Data extracted from a collection:

+++++

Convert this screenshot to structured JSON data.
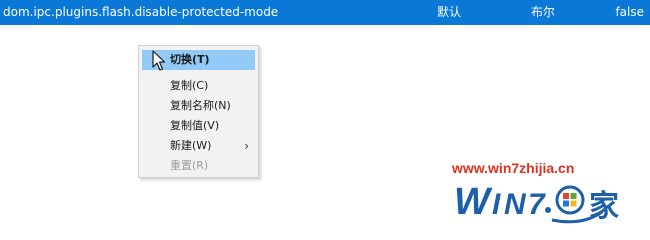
{
  "pref_row": {
    "name": "dom.ipc.plugins.flash.disable-protected-mode",
    "status": "默认",
    "type": "布尔",
    "value": "false"
  },
  "context_menu": {
    "items": [
      {
        "label": "切换(T)",
        "state": "highlighted"
      },
      {
        "label": "复制(C)",
        "state": "normal"
      },
      {
        "label": "复制名称(N)",
        "state": "normal"
      },
      {
        "label": "复制值(V)",
        "state": "normal"
      },
      {
        "label": "新建(W)",
        "state": "normal",
        "submenu": true
      },
      {
        "label": "重置(R)",
        "state": "disabled"
      }
    ],
    "submenu_icon": "chevron-right-icon",
    "cursor_icon": "arrow-cursor-icon"
  },
  "watermark": {
    "url": "www.win7zhijia.cn",
    "logo_text": "WIN7.家",
    "colors": {
      "url": "#e0301e",
      "logo_blue": "#1d5fa8"
    }
  },
  "colors": {
    "selected_row_bg": "#0a78d7",
    "menu_bg": "#f2f2f2",
    "menu_highlight": "#91c9f7",
    "disabled_text": "#9c9c9c"
  }
}
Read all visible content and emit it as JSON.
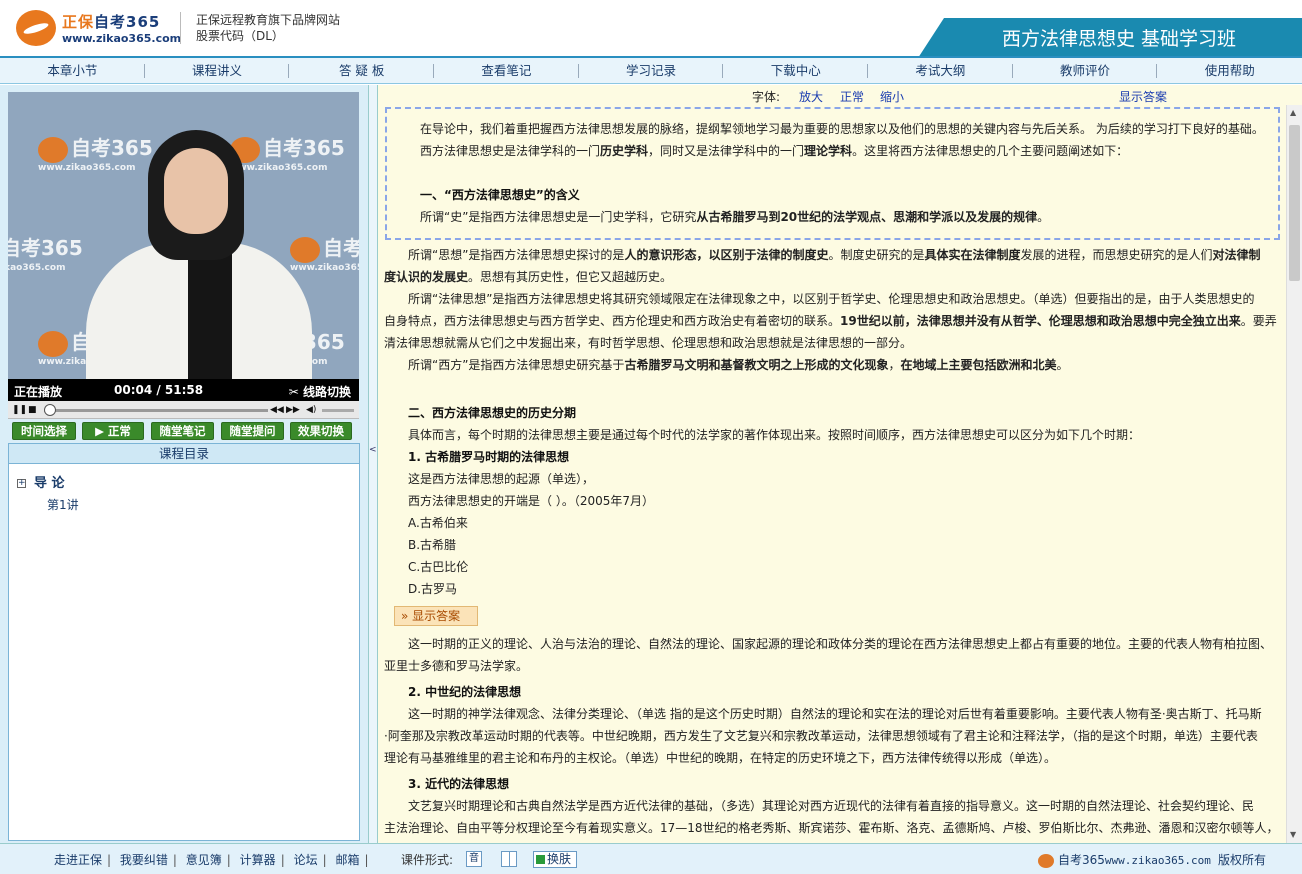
{
  "header": {
    "logo_prefix": "正保",
    "logo_brand": "自考365",
    "logo_url": "www.zikao365.com",
    "tagline_line1": "正保远程教育旗下品牌网站",
    "tagline_line2": "股票代码（DL）",
    "course_title": "西方法律思想史 基础学习班"
  },
  "nav": [
    "本章小节",
    "课程讲义",
    "答 疑 板",
    "查看笔记",
    "学习记录",
    "下载中心",
    "考试大纲",
    "教师评价",
    "使用帮助"
  ],
  "video": {
    "watermark_text": "自考365",
    "watermark_url": "www.zikao365.com",
    "status": "正在播放",
    "time": "00:04 / 51:58",
    "switch_label": "线路切换",
    "progress": 0.0
  },
  "green_buttons": [
    "时间选择",
    "正常",
    "随堂笔记",
    "随堂提问",
    "效果切换"
  ],
  "catalog": {
    "title": "课程目录",
    "chapter": "导 论",
    "lecture": "第1讲"
  },
  "fontbar": {
    "label": "字体:",
    "enlarge": "放大",
    "normal": "正常",
    "shrink": "缩小",
    "show_answer": "显示答案"
  },
  "content": {
    "p1a": "在导论中，我们着重把握西方法律思想发展的脉络，提纲挈领地学习最为重要的思想家以及他们的思想的关键内容与先后关系。 为后续的学习打下良好的基础。",
    "p1b": "西方法律思想史是法律学科的一门",
    "p1b_b1": "历史学科",
    "p1b_2": "，同时又是法律学科中的一门",
    "p1b_b2": "理论学科",
    "p1b_3": "。这里将西方法律思想史的几个主要问题阐述如下：",
    "h1": "一、“西方法律思想史”的含义",
    "p2a": "所谓“史”是指西方法律思想史是一门史学科，它研究",
    "p2a_b": "从古希腊罗马到20世纪的法学观点、思潮和学派以及发展的规律",
    "p2a_end": "。",
    "p3a": "所谓“思想”是指西方法律思想史探讨的是",
    "p3a_b1": "人的意识形态，以区别于法律的制度史",
    "p3a_2": "。制度史研究的是",
    "p3a_b2": "具体实在法律制度",
    "p3a_3": "发展的进程，而思想史研究的是人们",
    "p3a_b3": "对法律制",
    "p3b_b": "度认识的发展史",
    "p3b": "。思想有其历史性，但它又超越历史。",
    "p4a": "所谓“法律思想”是指西方法律思想史将其研究领域限定在法律现象之中，以区别于哲学史、伦理思想史和政治思想史。（单选）但要指出的是，由于人类思想史的",
    "p4b": "自身特点，西方法律思想史与西方哲学史、西方伦理史和西方政治史有着密切的联系。",
    "p4b_b": "19世纪以前，法律思想并没有从哲学、伦理思想和政治思想中完全独立出来",
    "p4b_2": "。要弄",
    "p4c": "清法律思想就需从它们之中发掘出来，有时哲学思想、伦理思想和政治思想就是法律思想的一部分。",
    "p5a": "所谓“西方”是指西方法律思想史研究基于",
    "p5a_b1": "古希腊罗马文明和基督教文明之上形成的文化现象",
    "p5a_2": "，",
    "p5a_b2": "在地域上主要包括欧洲和北美",
    "p5a_3": "。",
    "h2": "二、西方法律思想史的历史分期",
    "p6": "具体而言，每个时期的法律思想主要是通过每个时代的法学家的著作体现出来。按照时间顺序，西方法律思想史可以区分为如下几个时期：",
    "h3": "1. 古希腊罗马时期的法律思想",
    "p7": "这是西方法律思想的起源（单选），",
    "q1": "西方法律思想史的开端是（  ）。（2005年7月）",
    "opt_a": "A.古希伯来",
    "opt_b": "B.古希腊",
    "opt_c": "C.古巴比伦",
    "opt_d": "D.古罗马",
    "show_answer_btn": "显示答案",
    "p8a": "这一时期的正义的理论、人治与法治的理论、自然法的理论、国家起源的理论和政体分类的理论在西方法律思想史上都占有重要的地位。主要的代表人物有柏拉图、",
    "p8b": "亚里士多德和罗马法学家。",
    "h4": "2. 中世纪的法律思想",
    "p9a": "这一时期的神学法律观念、法律分类理论、（单选 指的是这个历史时期）自然法的理论和实在法的理论对后世有着重要影响。主要代表人物有圣·奥古斯丁、托马斯",
    "p9b": "·阿奎那及宗教改革运动时期的代表等。中世纪晚期，西方发生了文艺复兴和宗教改革运动，法律思想领域有了君主论和注释法学，（指的是这个时期，单选）主要代表",
    "p9c": "理论有马基雅维里的君主论和布丹的主权论。（单选）中世纪的晚期，在特定的历史环境之下，西方法律传统得以形成（单选）。",
    "h5": "3. 近代的法律思想",
    "p10a": "文艺复兴时期理论和古典自然法学是西方近代法律的基础，（多选）其理论对西方近现代的法律有着直接的指导意义。这一时期的自然法理论、社会契约理论、民",
    "p10b": "主法治理论、自由平等分权理论至今有着现实意义。17—18世纪的格老秀斯、斯宾诺莎、霍布斯、洛克、孟德斯鸠、卢梭、罗伯斯比尔、杰弗逊、潘恩和汉密尔顿等人，"
  },
  "footer": {
    "links": [
      "走进正保",
      "我要纠错",
      "意见簿",
      "计算器",
      "论坛",
      "邮箱"
    ],
    "courseware_label": "课件形式:",
    "cw_audio": "音",
    "skin_label": "换肤",
    "brand": "自考365",
    "brand_url": "www.zikao365.com",
    "copyright": "版权所有"
  },
  "colors": {
    "accent_blue": "#1a8ab0",
    "logo_orange": "#e8781e",
    "button_green": "#3a8a2a",
    "content_bg": "#fdfbe2"
  }
}
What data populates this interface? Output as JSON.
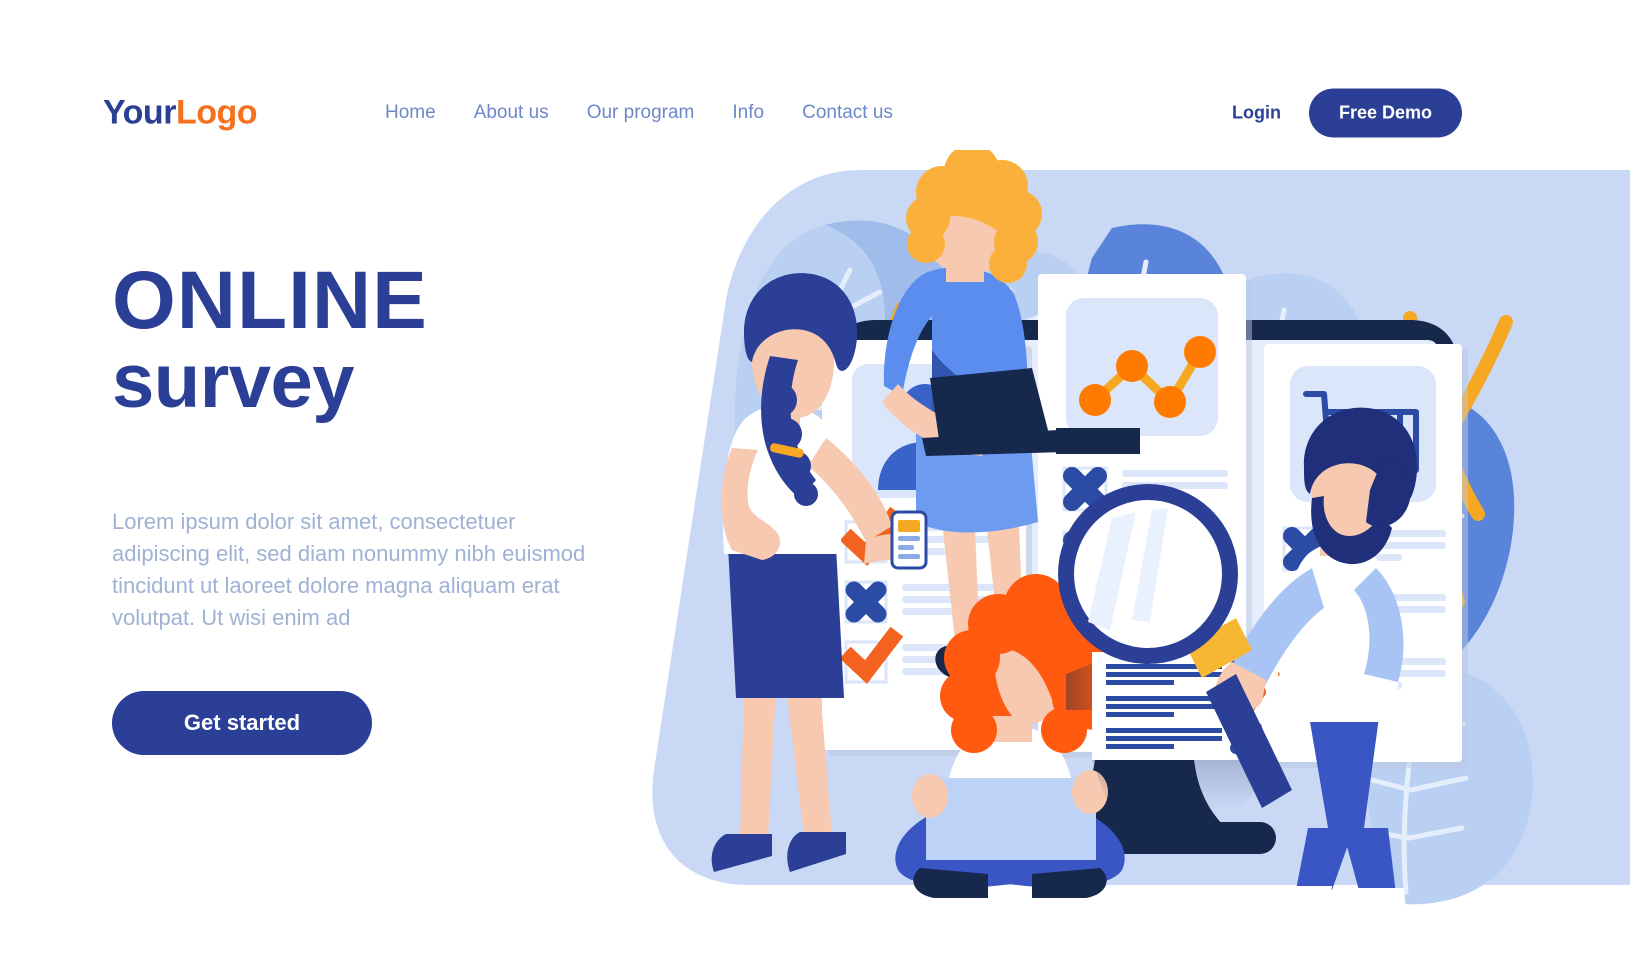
{
  "header": {
    "logo": {
      "part1": "Your",
      "part2": "Logo",
      "color1": "#2b3f96",
      "color2": "#f4711f"
    },
    "nav": [
      {
        "label": "Home"
      },
      {
        "label": "About us"
      },
      {
        "label": "Our program"
      },
      {
        "label": "Info"
      },
      {
        "label": "Contact us"
      }
    ],
    "login_label": "Login",
    "demo_label": "Free Demo",
    "nav_color": "#6d88c8",
    "button_color": "#2b3f96"
  },
  "hero": {
    "title_line1": "ONLINE",
    "title_line2": "survey",
    "paragraph": "Lorem ipsum dolor sit amet, consectetuer adipiscing elit, sed diam nonummy nibh euismod tincidunt ut laoreet dolore magna aliquam erat volutpat. Ut wisi enim ad",
    "cta_label": "Get started",
    "title_color": "#2b3f96",
    "paragraph_color": "#9fb1d4"
  },
  "illustration": {
    "alt": "online-survey-illustration",
    "background_blob_color": "#c8d8f5",
    "leaf_colors": {
      "light": "#b9d0f2",
      "mid": "#8aabe4",
      "dark": "#3f62c0",
      "vein": "#e4eefc"
    },
    "stem_color": "#f7a823",
    "monitor_color": "#17284d",
    "screen_color": "#e6eefc",
    "card_color": "#ffffff",
    "check_color": "#f4621f",
    "cross_color": "#2b4ba5",
    "accent_orange": "#ff6b0f",
    "chart_node_color": "#ff7a00",
    "chart_line_color": "#f7a823",
    "cards": [
      {
        "name": "profile-survey-card",
        "icon": "person-icon",
        "rows": [
          {
            "mark": "check",
            "lines": 3
          },
          {
            "mark": "cross",
            "lines": 3
          },
          {
            "mark": "check",
            "lines": 3
          }
        ]
      },
      {
        "name": "analytics-survey-card",
        "icon": "line-chart-icon",
        "rows": [
          {
            "mark": "cross",
            "lines": 3
          },
          {
            "mark": "cross",
            "lines": 3
          },
          {
            "mark": "check",
            "lines": 3
          }
        ]
      },
      {
        "name": "shopping-survey-card",
        "icon": "shopping-cart-icon",
        "rows": [
          {
            "mark": "cross",
            "lines": 3
          },
          {
            "mark": "check",
            "lines": 3
          },
          {
            "mark": "check",
            "lines": 3
          }
        ]
      }
    ],
    "floating_card": {
      "name": "floating-results-card",
      "rows": [
        {
          "mark": "cross"
        },
        {
          "mark": "check"
        },
        {
          "mark": "cross"
        }
      ]
    },
    "characters": [
      {
        "name": "woman-with-laptop-on-monitor",
        "hair": "#fbb03b",
        "top": "#5b8def",
        "skirt": "#6c9bf0"
      },
      {
        "name": "woman-with-phone",
        "hair": "#2b3f96",
        "top": "#ffffff",
        "skirt": "#2b3f96"
      },
      {
        "name": "woman-sitting-with-laptop",
        "hair": "#ff5a0f",
        "top": "#ffffff",
        "pants": "#3a56c4"
      },
      {
        "name": "man-with-magnifier",
        "hair": "#1f2f7a",
        "shirt": "#ffffff",
        "pants": "#3a56c4"
      }
    ],
    "magnifier": {
      "name": "magnifier-icon",
      "rim": "#2b3f96",
      "collar": "#f7b733",
      "lens": "#ffffff"
    }
  }
}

+++++

Identify and copy the lines holding the word "ffffff".

• Full answer:
    "card_color": "#ffffff",
        "top": "#ffffff",
        "top": "#ffffff",
        "shirt": "#ffffff",
      "lens": "#ffffff"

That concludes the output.